Wherever the string "heading" appears in the listing, copy that line.

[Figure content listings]
--------------------------------------------------

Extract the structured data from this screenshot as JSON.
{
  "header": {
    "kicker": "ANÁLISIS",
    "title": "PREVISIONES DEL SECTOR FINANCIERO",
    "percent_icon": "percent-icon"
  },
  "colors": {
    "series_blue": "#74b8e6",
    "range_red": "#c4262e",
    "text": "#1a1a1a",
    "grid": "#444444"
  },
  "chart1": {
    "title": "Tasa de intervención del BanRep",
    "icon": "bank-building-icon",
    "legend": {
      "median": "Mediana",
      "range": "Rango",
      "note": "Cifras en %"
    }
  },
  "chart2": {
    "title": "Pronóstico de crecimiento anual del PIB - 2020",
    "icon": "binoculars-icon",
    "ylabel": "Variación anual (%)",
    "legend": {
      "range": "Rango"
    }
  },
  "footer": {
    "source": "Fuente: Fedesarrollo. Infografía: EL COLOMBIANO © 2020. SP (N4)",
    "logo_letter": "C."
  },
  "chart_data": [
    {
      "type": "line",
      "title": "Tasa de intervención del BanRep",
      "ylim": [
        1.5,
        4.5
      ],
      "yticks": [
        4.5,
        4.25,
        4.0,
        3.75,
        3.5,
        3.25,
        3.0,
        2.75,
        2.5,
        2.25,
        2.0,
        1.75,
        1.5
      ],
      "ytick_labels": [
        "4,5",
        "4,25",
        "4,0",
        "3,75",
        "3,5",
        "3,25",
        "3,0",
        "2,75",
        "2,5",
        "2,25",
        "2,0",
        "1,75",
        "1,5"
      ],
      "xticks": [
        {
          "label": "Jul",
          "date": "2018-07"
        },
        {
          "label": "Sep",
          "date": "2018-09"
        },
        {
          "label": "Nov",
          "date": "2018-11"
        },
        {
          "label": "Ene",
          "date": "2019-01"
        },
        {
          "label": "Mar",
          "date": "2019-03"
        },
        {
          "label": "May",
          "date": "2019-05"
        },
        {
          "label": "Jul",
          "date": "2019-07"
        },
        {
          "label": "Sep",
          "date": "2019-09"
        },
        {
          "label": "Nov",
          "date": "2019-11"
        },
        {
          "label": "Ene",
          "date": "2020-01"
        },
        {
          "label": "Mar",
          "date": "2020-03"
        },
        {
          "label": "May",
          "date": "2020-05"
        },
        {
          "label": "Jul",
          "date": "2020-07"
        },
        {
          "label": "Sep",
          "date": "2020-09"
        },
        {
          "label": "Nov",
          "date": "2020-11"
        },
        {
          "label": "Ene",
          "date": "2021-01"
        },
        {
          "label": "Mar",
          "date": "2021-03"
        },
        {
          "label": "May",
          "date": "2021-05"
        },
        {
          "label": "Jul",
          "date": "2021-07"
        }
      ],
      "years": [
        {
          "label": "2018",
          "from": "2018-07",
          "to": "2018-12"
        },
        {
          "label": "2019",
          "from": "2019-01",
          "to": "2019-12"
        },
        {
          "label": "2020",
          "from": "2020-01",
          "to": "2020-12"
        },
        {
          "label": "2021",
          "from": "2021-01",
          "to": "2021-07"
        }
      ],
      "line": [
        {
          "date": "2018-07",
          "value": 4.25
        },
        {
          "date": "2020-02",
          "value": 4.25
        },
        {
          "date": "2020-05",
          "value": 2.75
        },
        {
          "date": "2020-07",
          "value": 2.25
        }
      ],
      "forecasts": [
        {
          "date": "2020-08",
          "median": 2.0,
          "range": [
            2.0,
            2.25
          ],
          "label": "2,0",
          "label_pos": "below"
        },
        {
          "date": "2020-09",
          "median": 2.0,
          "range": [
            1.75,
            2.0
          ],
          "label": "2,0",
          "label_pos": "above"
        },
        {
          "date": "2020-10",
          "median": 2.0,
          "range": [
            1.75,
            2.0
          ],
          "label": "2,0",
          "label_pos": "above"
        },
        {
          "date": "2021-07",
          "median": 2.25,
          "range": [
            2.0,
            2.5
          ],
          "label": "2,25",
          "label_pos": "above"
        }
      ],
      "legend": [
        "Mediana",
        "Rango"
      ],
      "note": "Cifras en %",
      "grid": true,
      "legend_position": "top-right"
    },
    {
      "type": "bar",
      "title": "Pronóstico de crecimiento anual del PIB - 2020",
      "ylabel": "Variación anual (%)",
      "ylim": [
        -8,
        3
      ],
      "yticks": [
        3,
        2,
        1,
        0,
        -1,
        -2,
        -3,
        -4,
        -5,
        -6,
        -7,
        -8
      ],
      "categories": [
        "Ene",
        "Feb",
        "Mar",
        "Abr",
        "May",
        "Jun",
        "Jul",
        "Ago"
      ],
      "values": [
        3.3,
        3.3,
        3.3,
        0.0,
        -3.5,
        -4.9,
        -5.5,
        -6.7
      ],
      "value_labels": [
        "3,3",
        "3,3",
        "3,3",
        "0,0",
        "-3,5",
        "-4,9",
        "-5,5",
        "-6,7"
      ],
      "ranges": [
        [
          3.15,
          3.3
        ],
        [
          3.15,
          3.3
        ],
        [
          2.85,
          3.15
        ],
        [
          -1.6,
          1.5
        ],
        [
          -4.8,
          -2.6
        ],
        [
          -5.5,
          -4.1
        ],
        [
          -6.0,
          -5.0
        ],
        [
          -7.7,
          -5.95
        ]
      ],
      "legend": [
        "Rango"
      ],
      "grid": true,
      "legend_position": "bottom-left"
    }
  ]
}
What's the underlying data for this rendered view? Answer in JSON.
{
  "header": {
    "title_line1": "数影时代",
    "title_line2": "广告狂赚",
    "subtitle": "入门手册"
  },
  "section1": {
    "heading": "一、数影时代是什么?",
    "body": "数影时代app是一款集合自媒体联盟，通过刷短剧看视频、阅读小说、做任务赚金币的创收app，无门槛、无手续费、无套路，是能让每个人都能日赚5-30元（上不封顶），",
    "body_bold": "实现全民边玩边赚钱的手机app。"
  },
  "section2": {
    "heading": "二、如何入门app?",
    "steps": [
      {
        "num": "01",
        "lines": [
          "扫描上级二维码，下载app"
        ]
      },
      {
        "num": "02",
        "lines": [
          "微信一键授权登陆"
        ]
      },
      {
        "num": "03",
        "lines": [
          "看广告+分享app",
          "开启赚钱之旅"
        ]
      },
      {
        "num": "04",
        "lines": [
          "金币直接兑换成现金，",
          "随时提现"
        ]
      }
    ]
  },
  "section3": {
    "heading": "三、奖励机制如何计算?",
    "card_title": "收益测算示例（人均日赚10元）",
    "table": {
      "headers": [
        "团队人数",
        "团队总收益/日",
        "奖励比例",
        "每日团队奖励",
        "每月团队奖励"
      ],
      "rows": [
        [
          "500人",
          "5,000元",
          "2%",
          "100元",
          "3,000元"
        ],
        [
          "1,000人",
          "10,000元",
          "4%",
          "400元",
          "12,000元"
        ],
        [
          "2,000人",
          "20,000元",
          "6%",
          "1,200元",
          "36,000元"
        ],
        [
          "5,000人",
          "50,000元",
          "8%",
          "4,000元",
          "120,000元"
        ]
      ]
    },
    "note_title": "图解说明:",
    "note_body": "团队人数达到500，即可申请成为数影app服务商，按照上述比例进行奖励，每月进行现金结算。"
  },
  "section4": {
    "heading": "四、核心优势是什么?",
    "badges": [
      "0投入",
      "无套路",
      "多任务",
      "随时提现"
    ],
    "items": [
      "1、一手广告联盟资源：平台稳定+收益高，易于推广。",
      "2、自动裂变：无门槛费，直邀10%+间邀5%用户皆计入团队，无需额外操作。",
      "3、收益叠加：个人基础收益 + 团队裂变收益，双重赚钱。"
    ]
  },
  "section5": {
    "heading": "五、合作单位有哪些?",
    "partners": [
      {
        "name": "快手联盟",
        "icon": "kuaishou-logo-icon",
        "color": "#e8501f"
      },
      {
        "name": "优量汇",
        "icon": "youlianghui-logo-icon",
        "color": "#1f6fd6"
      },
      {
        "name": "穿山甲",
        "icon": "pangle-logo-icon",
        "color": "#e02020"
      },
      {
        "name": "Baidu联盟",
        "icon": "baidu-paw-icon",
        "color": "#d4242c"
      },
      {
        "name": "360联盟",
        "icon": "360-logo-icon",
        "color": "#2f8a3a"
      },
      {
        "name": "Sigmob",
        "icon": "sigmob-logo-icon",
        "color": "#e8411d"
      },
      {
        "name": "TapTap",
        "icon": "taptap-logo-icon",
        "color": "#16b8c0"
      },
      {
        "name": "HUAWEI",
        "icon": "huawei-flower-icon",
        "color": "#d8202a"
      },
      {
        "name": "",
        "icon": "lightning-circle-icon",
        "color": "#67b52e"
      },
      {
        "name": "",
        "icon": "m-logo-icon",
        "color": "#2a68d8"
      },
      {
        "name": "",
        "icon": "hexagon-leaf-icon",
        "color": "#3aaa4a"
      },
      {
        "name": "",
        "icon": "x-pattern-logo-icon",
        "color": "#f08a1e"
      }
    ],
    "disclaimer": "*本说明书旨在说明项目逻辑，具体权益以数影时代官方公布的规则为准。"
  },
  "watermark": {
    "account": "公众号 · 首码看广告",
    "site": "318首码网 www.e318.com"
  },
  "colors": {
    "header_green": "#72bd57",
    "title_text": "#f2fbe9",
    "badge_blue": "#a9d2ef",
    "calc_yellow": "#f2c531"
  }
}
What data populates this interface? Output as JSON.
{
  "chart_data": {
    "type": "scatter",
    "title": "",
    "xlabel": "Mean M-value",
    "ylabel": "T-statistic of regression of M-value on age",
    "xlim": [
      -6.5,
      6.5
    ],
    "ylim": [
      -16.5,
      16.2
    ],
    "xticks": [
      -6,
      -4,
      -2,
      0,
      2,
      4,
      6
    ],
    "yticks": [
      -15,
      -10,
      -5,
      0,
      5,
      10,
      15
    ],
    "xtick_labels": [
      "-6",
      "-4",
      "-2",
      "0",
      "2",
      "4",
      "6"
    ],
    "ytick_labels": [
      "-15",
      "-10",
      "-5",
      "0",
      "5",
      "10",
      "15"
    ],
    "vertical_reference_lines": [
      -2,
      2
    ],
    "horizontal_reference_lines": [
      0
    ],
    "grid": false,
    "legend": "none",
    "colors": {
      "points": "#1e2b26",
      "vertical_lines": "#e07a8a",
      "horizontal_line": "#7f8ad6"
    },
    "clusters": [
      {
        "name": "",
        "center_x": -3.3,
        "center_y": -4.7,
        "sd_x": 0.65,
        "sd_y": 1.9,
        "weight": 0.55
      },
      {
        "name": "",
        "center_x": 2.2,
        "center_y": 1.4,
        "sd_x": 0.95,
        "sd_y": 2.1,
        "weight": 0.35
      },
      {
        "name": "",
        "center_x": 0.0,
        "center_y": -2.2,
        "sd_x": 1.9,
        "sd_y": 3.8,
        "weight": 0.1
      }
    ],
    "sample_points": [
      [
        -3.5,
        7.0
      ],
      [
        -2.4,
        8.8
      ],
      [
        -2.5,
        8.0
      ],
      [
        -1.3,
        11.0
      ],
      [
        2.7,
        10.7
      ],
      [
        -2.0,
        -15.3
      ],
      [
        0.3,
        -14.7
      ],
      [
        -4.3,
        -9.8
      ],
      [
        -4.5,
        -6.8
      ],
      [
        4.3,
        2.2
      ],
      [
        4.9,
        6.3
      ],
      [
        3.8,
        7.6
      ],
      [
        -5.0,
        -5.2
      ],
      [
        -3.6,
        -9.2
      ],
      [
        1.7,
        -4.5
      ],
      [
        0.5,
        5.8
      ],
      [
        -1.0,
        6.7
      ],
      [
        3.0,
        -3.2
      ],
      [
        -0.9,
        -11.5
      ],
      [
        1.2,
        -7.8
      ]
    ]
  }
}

--------------------------------------------------

* **Result of the task**:
    "heading": "一、数影时代是什么?",
    "heading": "二、如何入门app?",
    "heading": "三、奖励机制如何计算?",
    "heading": "四、核心优势是什么?",
    "heading": "五、合作单位有哪些?",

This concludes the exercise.